Task directions: Pictures do not belong in the copy; transcribe everything else in the records exactly.

Source data:
■ ■ ■

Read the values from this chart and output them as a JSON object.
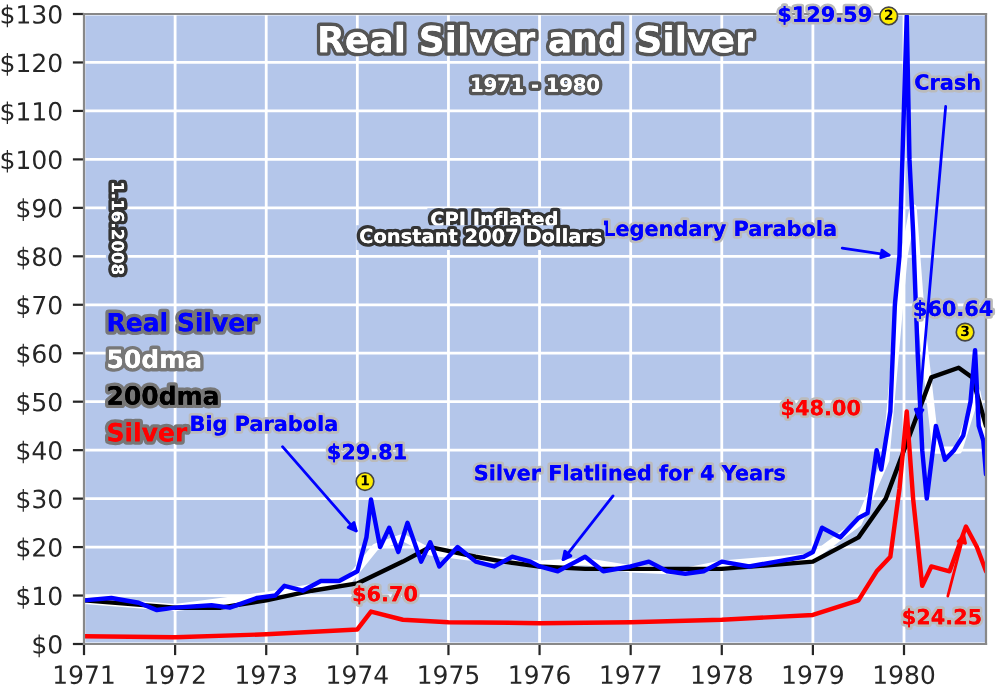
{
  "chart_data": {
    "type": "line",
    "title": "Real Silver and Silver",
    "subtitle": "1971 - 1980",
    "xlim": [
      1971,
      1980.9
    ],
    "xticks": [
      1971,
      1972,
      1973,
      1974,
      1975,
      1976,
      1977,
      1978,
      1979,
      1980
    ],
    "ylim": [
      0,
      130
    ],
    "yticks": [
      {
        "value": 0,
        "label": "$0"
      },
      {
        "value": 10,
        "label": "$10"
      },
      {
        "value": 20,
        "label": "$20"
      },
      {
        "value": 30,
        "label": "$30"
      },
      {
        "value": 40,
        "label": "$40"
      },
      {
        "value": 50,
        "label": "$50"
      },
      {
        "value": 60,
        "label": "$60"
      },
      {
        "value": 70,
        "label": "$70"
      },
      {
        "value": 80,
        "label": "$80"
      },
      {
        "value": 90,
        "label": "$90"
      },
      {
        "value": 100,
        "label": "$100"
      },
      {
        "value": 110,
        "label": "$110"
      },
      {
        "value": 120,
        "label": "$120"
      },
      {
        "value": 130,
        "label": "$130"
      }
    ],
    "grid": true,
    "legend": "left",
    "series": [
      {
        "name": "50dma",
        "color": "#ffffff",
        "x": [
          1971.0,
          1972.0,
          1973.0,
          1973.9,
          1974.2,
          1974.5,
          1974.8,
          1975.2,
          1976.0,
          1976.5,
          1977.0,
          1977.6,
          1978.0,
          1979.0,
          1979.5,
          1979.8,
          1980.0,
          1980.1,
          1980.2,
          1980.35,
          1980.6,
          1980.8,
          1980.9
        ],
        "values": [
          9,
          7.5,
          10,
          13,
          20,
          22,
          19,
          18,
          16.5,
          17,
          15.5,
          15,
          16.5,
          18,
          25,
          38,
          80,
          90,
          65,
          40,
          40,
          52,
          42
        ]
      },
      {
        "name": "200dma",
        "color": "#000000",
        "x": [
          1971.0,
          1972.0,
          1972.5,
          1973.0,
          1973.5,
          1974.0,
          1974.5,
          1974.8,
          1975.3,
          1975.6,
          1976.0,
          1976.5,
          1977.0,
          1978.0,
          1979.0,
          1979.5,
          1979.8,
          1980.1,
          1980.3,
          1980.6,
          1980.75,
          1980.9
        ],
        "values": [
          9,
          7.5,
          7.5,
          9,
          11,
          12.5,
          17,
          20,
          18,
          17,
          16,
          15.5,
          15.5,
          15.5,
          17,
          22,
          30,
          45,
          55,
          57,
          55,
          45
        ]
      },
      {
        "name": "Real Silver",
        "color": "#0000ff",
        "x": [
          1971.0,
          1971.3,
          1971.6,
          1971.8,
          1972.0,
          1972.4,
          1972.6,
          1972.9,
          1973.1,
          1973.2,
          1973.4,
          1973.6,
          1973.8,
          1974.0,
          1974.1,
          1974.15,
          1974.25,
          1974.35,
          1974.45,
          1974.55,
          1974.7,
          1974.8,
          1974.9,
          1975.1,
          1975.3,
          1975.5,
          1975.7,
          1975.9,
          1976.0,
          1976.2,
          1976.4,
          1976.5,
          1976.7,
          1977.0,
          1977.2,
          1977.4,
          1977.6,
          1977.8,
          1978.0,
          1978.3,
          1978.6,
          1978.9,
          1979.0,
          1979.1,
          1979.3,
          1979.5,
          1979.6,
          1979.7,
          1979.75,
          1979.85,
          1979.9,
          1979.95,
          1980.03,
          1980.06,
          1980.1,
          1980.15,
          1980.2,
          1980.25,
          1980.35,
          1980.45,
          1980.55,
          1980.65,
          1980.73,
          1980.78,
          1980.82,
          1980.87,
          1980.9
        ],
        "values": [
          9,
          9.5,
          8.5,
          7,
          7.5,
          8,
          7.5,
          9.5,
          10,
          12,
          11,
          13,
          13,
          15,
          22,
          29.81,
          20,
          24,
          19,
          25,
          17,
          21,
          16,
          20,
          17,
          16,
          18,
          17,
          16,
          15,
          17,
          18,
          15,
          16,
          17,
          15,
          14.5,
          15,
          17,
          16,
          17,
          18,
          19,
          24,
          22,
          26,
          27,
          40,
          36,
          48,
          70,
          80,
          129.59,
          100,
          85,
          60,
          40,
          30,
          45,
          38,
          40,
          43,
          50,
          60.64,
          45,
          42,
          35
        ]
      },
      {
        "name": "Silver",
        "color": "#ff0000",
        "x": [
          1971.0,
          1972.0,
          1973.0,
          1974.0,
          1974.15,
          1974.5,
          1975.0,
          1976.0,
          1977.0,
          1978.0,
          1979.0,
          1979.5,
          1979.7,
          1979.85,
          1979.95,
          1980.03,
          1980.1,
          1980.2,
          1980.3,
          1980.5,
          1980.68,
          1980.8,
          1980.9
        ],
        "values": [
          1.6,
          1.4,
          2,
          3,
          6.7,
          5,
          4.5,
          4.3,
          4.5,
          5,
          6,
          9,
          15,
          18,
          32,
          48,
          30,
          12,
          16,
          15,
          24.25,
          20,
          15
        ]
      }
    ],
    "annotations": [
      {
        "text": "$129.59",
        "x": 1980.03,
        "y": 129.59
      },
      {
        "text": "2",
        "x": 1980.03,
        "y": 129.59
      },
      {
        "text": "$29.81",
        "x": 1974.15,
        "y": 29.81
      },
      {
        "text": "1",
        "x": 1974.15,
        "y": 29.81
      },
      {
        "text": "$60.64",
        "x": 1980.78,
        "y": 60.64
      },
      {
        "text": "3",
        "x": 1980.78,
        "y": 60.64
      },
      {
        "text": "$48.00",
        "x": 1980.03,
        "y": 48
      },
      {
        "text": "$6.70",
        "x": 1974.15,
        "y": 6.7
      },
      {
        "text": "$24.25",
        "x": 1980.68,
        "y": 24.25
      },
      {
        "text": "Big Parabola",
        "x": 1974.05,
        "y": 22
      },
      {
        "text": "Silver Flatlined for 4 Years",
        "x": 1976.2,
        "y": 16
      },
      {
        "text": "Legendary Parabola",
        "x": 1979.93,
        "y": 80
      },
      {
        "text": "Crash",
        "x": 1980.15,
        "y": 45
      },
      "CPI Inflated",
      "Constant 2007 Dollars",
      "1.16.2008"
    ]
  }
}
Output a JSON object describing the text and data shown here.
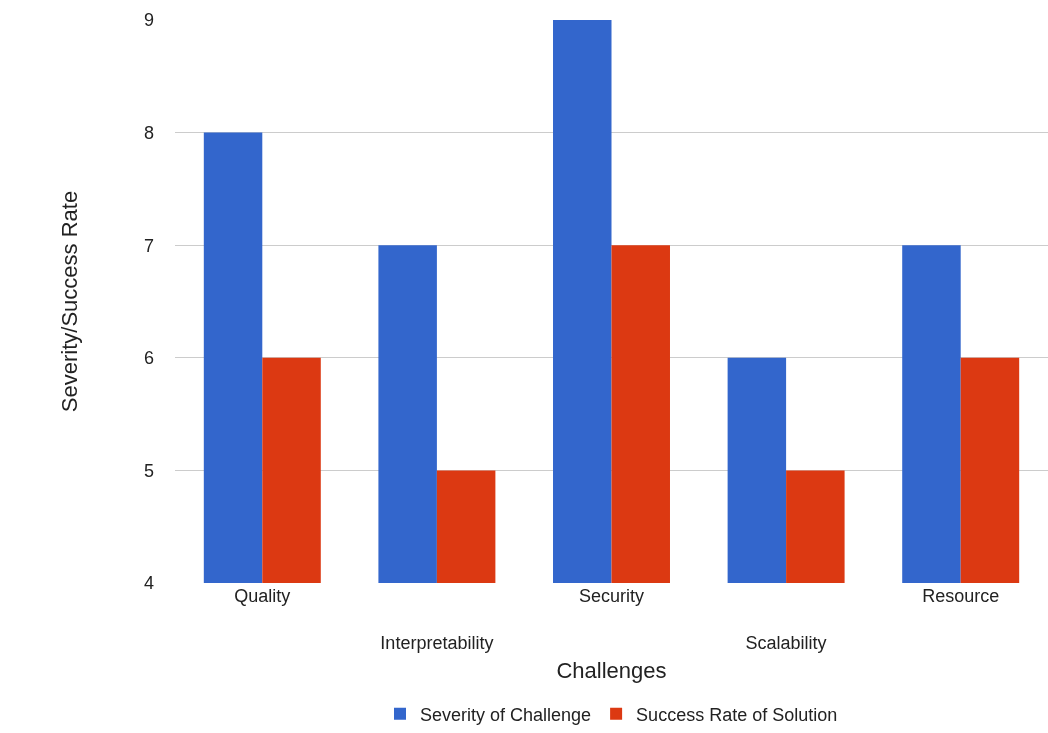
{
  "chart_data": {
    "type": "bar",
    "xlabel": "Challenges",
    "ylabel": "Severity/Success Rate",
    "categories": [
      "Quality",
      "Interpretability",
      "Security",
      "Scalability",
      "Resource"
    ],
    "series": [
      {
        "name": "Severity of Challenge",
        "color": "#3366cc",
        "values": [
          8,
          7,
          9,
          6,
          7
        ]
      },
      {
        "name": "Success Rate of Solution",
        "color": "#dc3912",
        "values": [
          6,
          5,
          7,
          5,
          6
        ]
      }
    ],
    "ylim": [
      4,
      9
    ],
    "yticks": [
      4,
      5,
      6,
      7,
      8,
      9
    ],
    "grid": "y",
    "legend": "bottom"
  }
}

■ ■ ■

The solution:
Read the values from this chart and output them as a JSON object.
{
  "chart_data": {
    "type": "line",
    "title": "Real Silver and Silver",
    "subtitle": "1971 - 1980",
    "xlim": [
      1971,
      1980.9
    ],
    "xticks": [
      1971,
      1972,
      1973,
      1974,
      1975,
      1976,
      1977,
      1978,
      1979,
      1980
    ],
    "ylim": [
      0,
      130
    ],
    "yticks": [
      {
        "value": 0,
        "label": "$0"
      },
      {
        "value": 10,
        "label": "$10"
      },
      {
        "value": 20,
        "label": "$20"
      },
      {
        "value": 30,
        "label": "$30"
      },
      {
        "value": 40,
        "label": "$40"
      },
      {
        "value": 50,
        "label": "$50"
      },
      {
        "value": 60,
        "label": "$60"
      },
      {
        "value": 70,
        "label": "$70"
      },
      {
        "value": 80,
        "label": "$80"
      },
      {
        "value": 90,
        "label": "$90"
      },
      {
        "value": 100,
        "label": "$100"
      },
      {
        "value": 110,
        "label": "$110"
      },
      {
        "value": 120,
        "label": "$120"
      },
      {
        "value": 130,
        "label": "$130"
      }
    ],
    "grid": true,
    "legend": "left",
    "series": [
      {
        "name": "50dma",
        "color": "#ffffff",
        "x": [
          1971.0,
          1972.0,
          1973.0,
          1973.9,
          1974.2,
          1974.5,
          1974.8,
          1975.2,
          1976.0,
          1976.5,
          1977.0,
          1977.6,
          1978.0,
          1979.0,
          1979.5,
          1979.8,
          1980.0,
          1980.1,
          1980.2,
          1980.35,
          1980.6,
          1980.8,
          1980.9
        ],
        "values": [
          9,
          7.5,
          10,
          13,
          20,
          22,
          19,
          18,
          16.5,
          17,
          15.5,
          15,
          16.5,
          18,
          25,
          38,
          80,
          90,
          65,
          40,
          40,
          52,
          42
        ]
      },
      {
        "name": "200dma",
        "color": "#000000",
        "x": [
          1971.0,
          1972.0,
          1972.5,
          1973.0,
          1973.5,
          1974.0,
          1974.5,
          1974.8,
          1975.3,
          1975.6,
          1976.0,
          1976.5,
          1977.0,
          1978.0,
          1979.0,
          1979.5,
          1979.8,
          1980.1,
          1980.3,
          1980.6,
          1980.75,
          1980.9
        ],
        "values": [
          9,
          7.5,
          7.5,
          9,
          11,
          12.5,
          17,
          20,
          18,
          17,
          16,
          15.5,
          15.5,
          15.5,
          17,
          22,
          30,
          45,
          55,
          57,
          55,
          45
        ]
      },
      {
        "name": "Real Silver",
        "color": "#0000ff",
        "x": [
          1971.0,
          1971.3,
          1971.6,
          1971.8,
          1972.0,
          1972.4,
          1972.6,
          1972.9,
          1973.1,
          1973.2,
          1973.4,
          1973.6,
          1973.8,
          1974.0,
          1974.1,
          1974.15,
          1974.25,
          1974.35,
          1974.45,
          1974.55,
          1974.7,
          1974.8,
          1974.9,
          1975.1,
          1975.3,
          1975.5,
          1975.7,
          1975.9,
          1976.0,
          1976.2,
          1976.4,
          1976.5,
          1976.7,
          1977.0,
          1977.2,
          1977.4,
          1977.6,
          1977.8,
          1978.0,
          1978.3,
          1978.6,
          1978.9,
          1979.0,
          1979.1,
          1979.3,
          1979.5,
          1979.6,
          1979.7,
          1979.75,
          1979.85,
          1979.9,
          1979.95,
          1980.03,
          1980.06,
          1980.1,
          1980.15,
          1980.2,
          1980.25,
          1980.35,
          1980.45,
          1980.55,
          1980.65,
          1980.73,
          1980.78,
          1980.82,
          1980.87,
          1980.9
        ],
        "values": [
          9,
          9.5,
          8.5,
          7,
          7.5,
          8,
          7.5,
          9.5,
          10,
          12,
          11,
          13,
          13,
          15,
          22,
          29.81,
          20,
          24,
          19,
          25,
          17,
          21,
          16,
          20,
          17,
          16,
          18,
          17,
          16,
          15,
          17,
          18,
          15,
          16,
          17,
          15,
          14.5,
          15,
          17,
          16,
          17,
          18,
          19,
          24,
          22,
          26,
          27,
          40,
          36,
          48,
          70,
          80,
          129.59,
          100,
          85,
          60,
          40,
          30,
          45,
          38,
          40,
          43,
          50,
          60.64,
          45,
          42,
          35
        ]
      },
      {
        "name": "Silver",
        "color": "#ff0000",
        "x": [
          1971.0,
          1972.0,
          1973.0,
          1974.0,
          1974.15,
          1974.5,
          1975.0,
          1976.0,
          1977.0,
          1978.0,
          1979.0,
          1979.5,
          1979.7,
          1979.85,
          1979.95,
          1980.03,
          1980.1,
          1980.2,
          1980.3,
          1980.5,
          1980.68,
          1980.8,
          1980.9
        ],
        "values": [
          1.6,
          1.4,
          2,
          3,
          6.7,
          5,
          4.5,
          4.3,
          4.5,
          5,
          6,
          9,
          15,
          18,
          32,
          48,
          30,
          12,
          16,
          15,
          24.25,
          20,
          15
        ]
      }
    ],
    "annotations": [
      {
        "text": "$129.59",
        "x": 1980.03,
        "y": 129.59
      },
      {
        "text": "2",
        "x": 1980.03,
        "y": 129.59
      },
      {
        "text": "$29.81",
        "x": 1974.15,
        "y": 29.81
      },
      {
        "text": "1",
        "x": 1974.15,
        "y": 29.81
      },
      {
        "text": "$60.64",
        "x": 1980.78,
        "y": 60.64
      },
      {
        "text": "3",
        "x": 1980.78,
        "y": 60.64
      },
      {
        "text": "$48.00",
        "x": 1980.03,
        "y": 48
      },
      {
        "text": "$6.70",
        "x": 1974.15,
        "y": 6.7
      },
      {
        "text": "$24.25",
        "x": 1980.68,
        "y": 24.25
      },
      {
        "text": "Big Parabola",
        "x": 1974.05,
        "y": 22
      },
      {
        "text": "Silver Flatlined for 4 Years",
        "x": 1976.2,
        "y": 16
      },
      {
        "text": "Legendary Parabola",
        "x": 1979.93,
        "y": 80
      },
      {
        "text": "Crash",
        "x": 1980.15,
        "y": 45
      },
      "CPI Inflated",
      "Constant 2007 Dollars",
      "1.16.2008"
    ]
  }
}
Output a JSON object describing the text and data shown here.
{
  "chart_data": {
    "type": "bar",
    "xlabel": "Challenges",
    "ylabel": "Severity/Success Rate",
    "categories": [
      "Quality",
      "Interpretability",
      "Security",
      "Scalability",
      "Resource"
    ],
    "series": [
      {
        "name": "Severity of Challenge",
        "color": "#3366cc",
        "values": [
          8,
          7,
          9,
          6,
          7
        ]
      },
      {
        "name": "Success Rate of Solution",
        "color": "#dc3912",
        "values": [
          6,
          5,
          7,
          5,
          6
        ]
      }
    ],
    "ylim": [
      4,
      9
    ],
    "yticks": [
      4,
      5,
      6,
      7,
      8,
      9
    ],
    "grid": "y",
    "legend": "bottom"
  }
}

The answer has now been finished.